# start of Recorded information

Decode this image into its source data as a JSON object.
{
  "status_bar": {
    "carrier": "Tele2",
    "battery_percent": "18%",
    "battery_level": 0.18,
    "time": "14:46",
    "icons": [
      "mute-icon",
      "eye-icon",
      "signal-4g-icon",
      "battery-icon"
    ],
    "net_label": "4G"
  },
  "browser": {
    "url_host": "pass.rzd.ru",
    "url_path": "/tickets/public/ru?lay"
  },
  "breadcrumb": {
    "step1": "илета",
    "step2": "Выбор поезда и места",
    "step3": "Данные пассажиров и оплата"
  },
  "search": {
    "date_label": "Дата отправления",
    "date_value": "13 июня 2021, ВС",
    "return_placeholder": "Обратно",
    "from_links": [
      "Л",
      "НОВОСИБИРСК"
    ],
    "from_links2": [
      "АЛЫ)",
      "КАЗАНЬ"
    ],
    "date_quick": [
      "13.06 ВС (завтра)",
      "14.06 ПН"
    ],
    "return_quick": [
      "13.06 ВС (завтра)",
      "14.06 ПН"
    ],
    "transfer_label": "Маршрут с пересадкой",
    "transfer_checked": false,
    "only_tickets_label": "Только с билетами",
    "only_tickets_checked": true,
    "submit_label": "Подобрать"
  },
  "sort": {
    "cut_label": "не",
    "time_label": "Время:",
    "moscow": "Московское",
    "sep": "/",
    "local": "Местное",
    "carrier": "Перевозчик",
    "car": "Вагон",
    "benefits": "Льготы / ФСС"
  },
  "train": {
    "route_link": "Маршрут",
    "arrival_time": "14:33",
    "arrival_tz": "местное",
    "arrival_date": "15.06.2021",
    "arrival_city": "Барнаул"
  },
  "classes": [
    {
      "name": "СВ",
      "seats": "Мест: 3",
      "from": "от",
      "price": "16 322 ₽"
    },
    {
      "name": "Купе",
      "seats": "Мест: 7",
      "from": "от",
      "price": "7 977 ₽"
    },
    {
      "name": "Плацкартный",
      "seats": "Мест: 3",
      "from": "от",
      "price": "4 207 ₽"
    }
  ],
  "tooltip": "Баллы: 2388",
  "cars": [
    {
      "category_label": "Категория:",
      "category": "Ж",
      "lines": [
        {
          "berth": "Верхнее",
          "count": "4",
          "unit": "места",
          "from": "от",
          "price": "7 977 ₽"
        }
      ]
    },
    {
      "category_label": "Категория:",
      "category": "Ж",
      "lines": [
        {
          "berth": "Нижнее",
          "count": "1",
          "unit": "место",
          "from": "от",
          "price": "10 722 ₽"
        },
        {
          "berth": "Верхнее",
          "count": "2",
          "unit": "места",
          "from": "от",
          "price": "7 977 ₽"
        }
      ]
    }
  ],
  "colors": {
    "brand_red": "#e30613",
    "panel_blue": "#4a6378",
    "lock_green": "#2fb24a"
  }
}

# end of Recorded information

▸ Problem requirements
Go through the records and print each one exactly.

▸ Exercise response
Decode this image into its source data as a JSON object.
{
  "status_bar": {
    "carrier": "Tele2",
    "battery_percent": "18%",
    "battery_level": 0.18,
    "time": "14:46",
    "icons": [
      "mute-icon",
      "eye-icon",
      "signal-4g-icon",
      "battery-icon"
    ],
    "net_label": "4G"
  },
  "browser": {
    "url_host": "pass.rzd.ru",
    "url_path": "/tickets/public/ru?lay"
  },
  "breadcrumb": {
    "step1": "илета",
    "step2": "Выбор поезда и места",
    "step3": "Данные пассажиров и оплата"
  },
  "search": {
    "date_label": "Дата отправления",
    "date_value": "13 июня 2021, ВС",
    "return_placeholder": "Обратно",
    "from_links": [
      "Л",
      "НОВОСИБИРСК"
    ],
    "from_links2": [
      "АЛЫ)",
      "КАЗАНЬ"
    ],
    "date_quick": [
      "13.06 ВС (завтра)",
      "14.06 ПН"
    ],
    "return_quick": [
      "13.06 ВС (завтра)",
      "14.06 ПН"
    ],
    "transfer_label": "Маршрут с пересадкой",
    "transfer_checked": false,
    "only_tickets_label": "Только с билетами",
    "only_tickets_checked": true,
    "submit_label": "Подобрать"
  },
  "sort": {
    "cut_label": "не",
    "time_label": "Время:",
    "moscow": "Московское",
    "sep": "/",
    "local": "Местное",
    "carrier": "Перевозчик",
    "car": "Вагон",
    "benefits": "Льготы / ФСС"
  },
  "train": {
    "route_link": "Маршрут",
    "arrival_time": "14:33",
    "arrival_tz": "местное",
    "arrival_date": "15.06.2021",
    "arrival_city": "Барнаул"
  },
  "classes": [
    {
      "name": "СВ",
      "seats": "Мест: 3",
      "from": "от",
      "price": "16 322 ₽"
    },
    {
      "name": "Купе",
      "seats": "Мест: 7",
      "from": "от",
      "price": "7 977 ₽"
    },
    {
      "name": "Плацкартный",
      "seats": "Мест: 3",
      "from": "от",
      "price": "4 207 ₽"
    }
  ],
  "tooltip": "Баллы: 2388",
  "cars": [
    {
      "category_label": "Категория:",
      "category": "Ж",
      "lines": [
        {
          "berth": "Верхнее",
          "count": "4",
          "unit": "места",
          "from": "от",
          "price": "7 977 ₽"
        }
      ]
    },
    {
      "category_label": "Категория:",
      "category": "Ж",
      "lines": [
        {
          "berth": "Нижнее",
          "count": "1",
          "unit": "место",
          "from": "от",
          "price": "10 722 ₽"
        },
        {
          "berth": "Верхнее",
          "count": "2",
          "unit": "места",
          "from": "от",
          "price": "7 977 ₽"
        }
      ]
    }
  ],
  "colors": {
    "brand_red": "#e30613",
    "panel_blue": "#4a6378",
    "lock_green": "#2fb24a"
  }
}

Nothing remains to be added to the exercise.